(begin)

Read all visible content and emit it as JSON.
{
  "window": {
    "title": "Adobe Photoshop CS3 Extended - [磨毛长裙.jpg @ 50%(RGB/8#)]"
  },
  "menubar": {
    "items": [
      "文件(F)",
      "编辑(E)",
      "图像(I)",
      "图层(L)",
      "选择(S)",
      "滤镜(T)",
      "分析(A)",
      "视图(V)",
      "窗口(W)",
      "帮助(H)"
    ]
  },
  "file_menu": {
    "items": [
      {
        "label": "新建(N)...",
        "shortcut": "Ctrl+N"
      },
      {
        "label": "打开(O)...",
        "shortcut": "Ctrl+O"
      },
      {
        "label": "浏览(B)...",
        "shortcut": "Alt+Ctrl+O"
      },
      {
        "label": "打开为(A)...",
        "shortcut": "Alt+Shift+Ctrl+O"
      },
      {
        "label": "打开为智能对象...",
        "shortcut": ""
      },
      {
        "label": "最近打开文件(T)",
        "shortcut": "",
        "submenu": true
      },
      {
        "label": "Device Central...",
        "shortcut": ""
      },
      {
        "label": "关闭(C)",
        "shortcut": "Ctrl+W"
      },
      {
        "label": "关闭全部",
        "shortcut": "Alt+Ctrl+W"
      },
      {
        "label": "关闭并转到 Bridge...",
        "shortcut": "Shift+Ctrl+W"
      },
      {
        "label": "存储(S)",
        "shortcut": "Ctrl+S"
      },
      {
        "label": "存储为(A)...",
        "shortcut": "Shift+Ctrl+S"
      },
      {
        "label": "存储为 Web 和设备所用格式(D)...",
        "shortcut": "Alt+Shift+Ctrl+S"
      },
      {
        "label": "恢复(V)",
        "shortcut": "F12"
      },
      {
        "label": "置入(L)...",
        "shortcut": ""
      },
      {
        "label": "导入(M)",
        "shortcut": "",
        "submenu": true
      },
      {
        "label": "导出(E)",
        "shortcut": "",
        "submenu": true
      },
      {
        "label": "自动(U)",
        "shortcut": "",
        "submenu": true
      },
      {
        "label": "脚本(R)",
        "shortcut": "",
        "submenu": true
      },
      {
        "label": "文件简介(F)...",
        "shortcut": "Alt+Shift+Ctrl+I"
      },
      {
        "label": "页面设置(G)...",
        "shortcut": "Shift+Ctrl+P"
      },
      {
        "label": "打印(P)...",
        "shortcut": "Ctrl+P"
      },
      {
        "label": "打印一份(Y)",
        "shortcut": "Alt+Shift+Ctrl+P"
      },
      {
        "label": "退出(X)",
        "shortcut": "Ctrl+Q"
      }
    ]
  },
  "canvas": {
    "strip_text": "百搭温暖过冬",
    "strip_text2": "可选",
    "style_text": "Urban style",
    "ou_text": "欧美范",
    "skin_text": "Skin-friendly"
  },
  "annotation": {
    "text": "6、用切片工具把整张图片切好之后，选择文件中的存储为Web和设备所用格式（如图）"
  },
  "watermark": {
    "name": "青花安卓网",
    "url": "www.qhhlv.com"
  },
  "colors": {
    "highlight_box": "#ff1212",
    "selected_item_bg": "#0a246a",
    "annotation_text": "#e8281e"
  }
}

(end)

=== Exercise ===
Go through the listing above and pull out each line containing the word "Shift".

=== Solution to this task ===
        "shortcut": "Alt+Shift+Ctrl+O"
        "shortcut": "Shift+Ctrl+W"
        "shortcut": "Shift+Ctrl+S"
        "shortcut": "Alt+Shift+Ctrl+S"
        "shortcut": "Alt+Shift+Ctrl+I"
        "shortcut": "Shift+Ctrl+P"
        "shortcut": "Alt+Shift+Ctrl+P"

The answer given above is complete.